##### Data records #####
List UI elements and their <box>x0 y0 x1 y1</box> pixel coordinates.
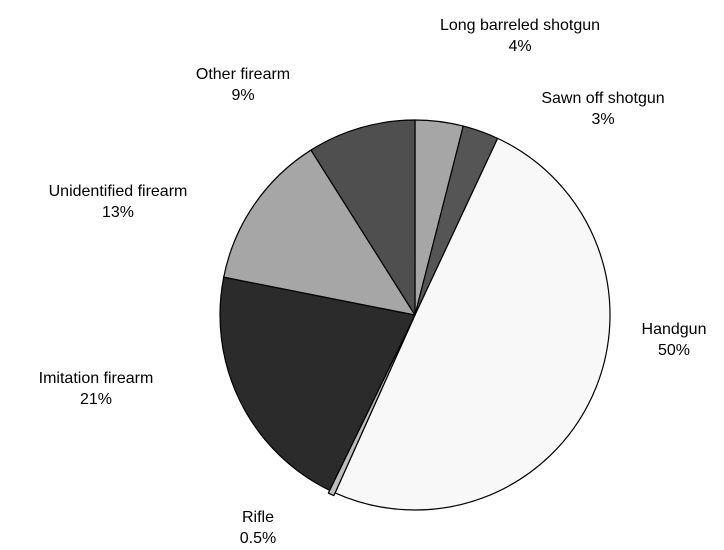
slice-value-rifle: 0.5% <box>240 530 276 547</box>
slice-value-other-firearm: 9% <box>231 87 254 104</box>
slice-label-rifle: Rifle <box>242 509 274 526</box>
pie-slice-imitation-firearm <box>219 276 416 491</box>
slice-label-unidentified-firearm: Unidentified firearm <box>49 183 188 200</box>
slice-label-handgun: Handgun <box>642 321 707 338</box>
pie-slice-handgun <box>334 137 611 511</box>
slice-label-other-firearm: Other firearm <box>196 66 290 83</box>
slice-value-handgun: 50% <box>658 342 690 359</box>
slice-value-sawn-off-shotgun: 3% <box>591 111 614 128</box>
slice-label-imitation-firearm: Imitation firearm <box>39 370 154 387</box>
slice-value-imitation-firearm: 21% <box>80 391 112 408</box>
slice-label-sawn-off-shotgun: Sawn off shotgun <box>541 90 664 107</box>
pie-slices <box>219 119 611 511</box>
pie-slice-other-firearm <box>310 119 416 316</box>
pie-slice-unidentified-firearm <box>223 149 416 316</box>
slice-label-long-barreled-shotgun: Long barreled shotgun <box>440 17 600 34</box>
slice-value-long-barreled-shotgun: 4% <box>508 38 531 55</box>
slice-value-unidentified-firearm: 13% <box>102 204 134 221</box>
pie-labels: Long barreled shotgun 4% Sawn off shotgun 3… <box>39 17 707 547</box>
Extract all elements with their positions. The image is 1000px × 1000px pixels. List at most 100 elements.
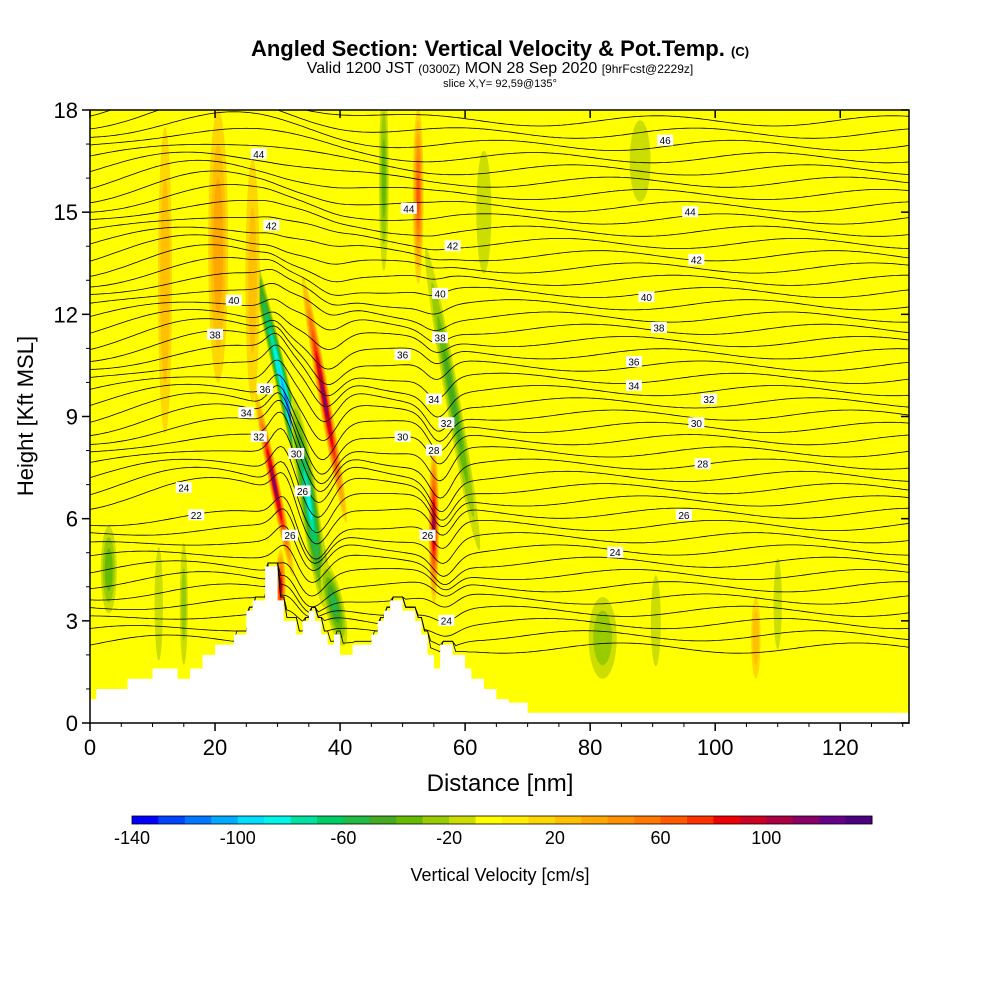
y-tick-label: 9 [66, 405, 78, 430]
#####
§ Objective: Rewrite all the records above, replacing every "elements" with "components" and changing nothing else. Leave the pictures out.

§ Result of the exercise:
List UI components and their <box>x0 y0 x1 y1</box> pixel coordinates.
slice-value-rifle: 0.5% <box>240 530 276 547</box>
slice-value-other-firearm: 9% <box>231 87 254 104</box>
slice-label-rifle: Rifle <box>242 509 274 526</box>
pie-slice-imitation-firearm <box>219 276 416 491</box>
slice-label-unidentified-firearm: Unidentified firearm <box>49 183 188 200</box>
slice-label-handgun: Handgun <box>642 321 707 338</box>
pie-slice-handgun <box>334 137 611 511</box>
slice-label-other-firearm: Other firearm <box>196 66 290 83</box>
slice-value-handgun: 50% <box>658 342 690 359</box>
slice-value-sawn-off-shotgun: 3% <box>591 111 614 128</box>
slice-label-imitation-firearm: Imitation firearm <box>39 370 154 387</box>
slice-value-imitation-firearm: 21% <box>80 391 112 408</box>
slice-label-sawn-off-shotgun: Sawn off shotgun <box>541 90 664 107</box>
pie-slices <box>219 119 611 511</box>
pie-slice-other-firearm <box>310 119 416 316</box>
pie-slice-unidentified-firearm <box>223 149 416 316</box>
slice-label-long-barreled-shotgun: Long barreled shotgun <box>440 17 600 34</box>
slice-value-long-barreled-shotgun: 4% <box>508 38 531 55</box>
slice-value-unidentified-firearm: 13% <box>102 204 134 221</box>
pie-labels: Long barreled shotgun 4% Sawn off shotgun 3… <box>39 17 707 547</box>
Extract all components with their positions. The image is 1000px × 1000px pixels. List at most 100 components.
y-tick-label: 9 [66, 405, 78, 430]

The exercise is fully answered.